## STATED PROBLEM
Tally every line of the listing below that holds "Landscaping", then give the tally alone.

## Data excerpts
+++
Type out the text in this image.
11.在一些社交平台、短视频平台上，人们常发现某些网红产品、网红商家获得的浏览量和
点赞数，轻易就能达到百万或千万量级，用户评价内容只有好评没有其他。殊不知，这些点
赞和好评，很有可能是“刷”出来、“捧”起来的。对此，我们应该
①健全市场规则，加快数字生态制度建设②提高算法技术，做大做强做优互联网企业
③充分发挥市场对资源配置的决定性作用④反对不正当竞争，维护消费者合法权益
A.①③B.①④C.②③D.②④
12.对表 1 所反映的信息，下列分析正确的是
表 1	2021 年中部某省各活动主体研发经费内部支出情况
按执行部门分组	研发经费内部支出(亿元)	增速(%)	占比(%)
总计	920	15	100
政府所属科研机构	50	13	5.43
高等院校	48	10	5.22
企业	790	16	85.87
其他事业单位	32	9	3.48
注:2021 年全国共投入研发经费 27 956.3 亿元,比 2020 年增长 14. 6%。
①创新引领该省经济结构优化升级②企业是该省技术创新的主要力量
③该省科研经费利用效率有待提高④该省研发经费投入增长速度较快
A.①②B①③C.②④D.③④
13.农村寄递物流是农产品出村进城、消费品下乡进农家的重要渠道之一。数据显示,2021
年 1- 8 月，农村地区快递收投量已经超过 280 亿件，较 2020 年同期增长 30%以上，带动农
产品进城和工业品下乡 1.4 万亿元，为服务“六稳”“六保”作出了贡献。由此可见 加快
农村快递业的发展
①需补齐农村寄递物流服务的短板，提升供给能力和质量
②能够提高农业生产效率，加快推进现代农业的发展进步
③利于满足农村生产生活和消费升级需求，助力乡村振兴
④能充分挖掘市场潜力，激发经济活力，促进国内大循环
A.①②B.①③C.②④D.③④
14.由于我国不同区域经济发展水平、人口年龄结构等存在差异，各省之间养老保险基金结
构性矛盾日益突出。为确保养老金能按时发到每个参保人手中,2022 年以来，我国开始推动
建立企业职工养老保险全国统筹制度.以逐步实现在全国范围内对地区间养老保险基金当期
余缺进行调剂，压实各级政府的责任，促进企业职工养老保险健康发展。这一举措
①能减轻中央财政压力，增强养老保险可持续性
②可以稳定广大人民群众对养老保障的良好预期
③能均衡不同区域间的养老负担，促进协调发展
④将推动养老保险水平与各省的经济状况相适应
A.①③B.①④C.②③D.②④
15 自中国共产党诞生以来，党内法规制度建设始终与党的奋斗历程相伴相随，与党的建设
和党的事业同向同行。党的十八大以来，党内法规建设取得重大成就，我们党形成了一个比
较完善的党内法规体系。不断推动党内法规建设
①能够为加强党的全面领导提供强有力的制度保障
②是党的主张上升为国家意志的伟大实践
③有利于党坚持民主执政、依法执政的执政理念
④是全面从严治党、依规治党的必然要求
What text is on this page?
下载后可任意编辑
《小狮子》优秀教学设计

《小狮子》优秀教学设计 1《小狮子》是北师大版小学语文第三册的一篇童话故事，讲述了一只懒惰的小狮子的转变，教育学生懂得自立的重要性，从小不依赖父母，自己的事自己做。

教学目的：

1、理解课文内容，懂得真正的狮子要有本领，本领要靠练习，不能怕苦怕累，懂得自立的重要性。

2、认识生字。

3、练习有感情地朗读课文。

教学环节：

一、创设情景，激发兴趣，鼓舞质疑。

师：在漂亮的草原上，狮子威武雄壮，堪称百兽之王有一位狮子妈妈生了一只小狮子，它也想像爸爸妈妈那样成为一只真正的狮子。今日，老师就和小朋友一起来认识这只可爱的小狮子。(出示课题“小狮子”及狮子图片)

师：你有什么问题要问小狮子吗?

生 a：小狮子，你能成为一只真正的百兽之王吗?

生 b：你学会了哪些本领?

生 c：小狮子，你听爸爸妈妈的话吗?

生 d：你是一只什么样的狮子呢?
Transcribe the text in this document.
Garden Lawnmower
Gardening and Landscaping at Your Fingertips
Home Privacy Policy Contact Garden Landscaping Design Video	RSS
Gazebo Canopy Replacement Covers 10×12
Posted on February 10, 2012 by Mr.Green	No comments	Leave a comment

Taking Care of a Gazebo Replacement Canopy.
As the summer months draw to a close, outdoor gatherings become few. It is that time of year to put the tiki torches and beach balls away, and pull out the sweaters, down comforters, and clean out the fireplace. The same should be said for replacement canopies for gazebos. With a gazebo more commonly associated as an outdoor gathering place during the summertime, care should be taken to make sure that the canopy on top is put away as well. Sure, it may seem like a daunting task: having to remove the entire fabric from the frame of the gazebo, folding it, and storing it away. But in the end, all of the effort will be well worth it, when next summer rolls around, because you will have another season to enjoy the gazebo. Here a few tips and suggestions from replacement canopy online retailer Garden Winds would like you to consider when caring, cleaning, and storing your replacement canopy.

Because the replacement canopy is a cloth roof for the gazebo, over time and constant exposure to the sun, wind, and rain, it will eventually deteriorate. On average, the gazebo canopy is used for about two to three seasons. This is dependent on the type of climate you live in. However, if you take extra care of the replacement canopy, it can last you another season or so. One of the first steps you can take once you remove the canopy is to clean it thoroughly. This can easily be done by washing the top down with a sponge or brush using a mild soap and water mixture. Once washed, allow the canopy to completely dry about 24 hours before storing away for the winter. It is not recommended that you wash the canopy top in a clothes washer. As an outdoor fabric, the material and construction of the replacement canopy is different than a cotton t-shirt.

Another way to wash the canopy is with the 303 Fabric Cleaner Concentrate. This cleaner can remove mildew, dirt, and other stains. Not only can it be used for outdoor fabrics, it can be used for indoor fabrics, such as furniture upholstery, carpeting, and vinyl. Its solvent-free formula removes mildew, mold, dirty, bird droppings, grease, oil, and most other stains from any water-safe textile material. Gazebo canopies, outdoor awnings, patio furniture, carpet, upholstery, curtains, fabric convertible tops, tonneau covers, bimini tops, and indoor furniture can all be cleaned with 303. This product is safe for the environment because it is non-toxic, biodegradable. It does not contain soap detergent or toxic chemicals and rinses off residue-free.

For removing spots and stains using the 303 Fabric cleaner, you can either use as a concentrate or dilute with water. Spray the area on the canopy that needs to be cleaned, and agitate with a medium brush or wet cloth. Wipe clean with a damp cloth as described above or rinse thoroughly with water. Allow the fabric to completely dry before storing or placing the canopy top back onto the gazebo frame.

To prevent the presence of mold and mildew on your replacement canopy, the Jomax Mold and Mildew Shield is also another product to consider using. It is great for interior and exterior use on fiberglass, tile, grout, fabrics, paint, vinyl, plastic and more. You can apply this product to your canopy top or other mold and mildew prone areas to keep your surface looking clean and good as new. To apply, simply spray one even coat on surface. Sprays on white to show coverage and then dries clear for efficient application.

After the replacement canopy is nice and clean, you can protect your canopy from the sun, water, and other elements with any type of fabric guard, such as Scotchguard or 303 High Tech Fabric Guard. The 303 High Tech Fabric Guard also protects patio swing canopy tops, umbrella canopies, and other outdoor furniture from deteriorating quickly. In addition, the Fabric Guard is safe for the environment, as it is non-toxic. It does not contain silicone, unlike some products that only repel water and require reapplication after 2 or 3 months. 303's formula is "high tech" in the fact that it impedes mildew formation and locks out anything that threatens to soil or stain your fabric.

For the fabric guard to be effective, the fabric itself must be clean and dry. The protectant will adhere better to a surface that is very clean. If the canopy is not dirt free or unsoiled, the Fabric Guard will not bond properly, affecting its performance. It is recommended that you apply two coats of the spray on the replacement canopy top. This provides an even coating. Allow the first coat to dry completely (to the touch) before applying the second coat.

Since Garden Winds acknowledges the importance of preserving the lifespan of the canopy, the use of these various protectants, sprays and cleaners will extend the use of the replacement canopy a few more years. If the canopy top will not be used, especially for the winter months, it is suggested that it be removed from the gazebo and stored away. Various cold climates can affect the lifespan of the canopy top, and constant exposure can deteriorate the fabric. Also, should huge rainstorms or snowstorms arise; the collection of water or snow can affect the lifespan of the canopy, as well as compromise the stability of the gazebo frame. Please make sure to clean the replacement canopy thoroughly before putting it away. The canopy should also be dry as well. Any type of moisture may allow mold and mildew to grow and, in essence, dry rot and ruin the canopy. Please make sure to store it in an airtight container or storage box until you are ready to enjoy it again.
+++
## WRITTEN ANSWER
2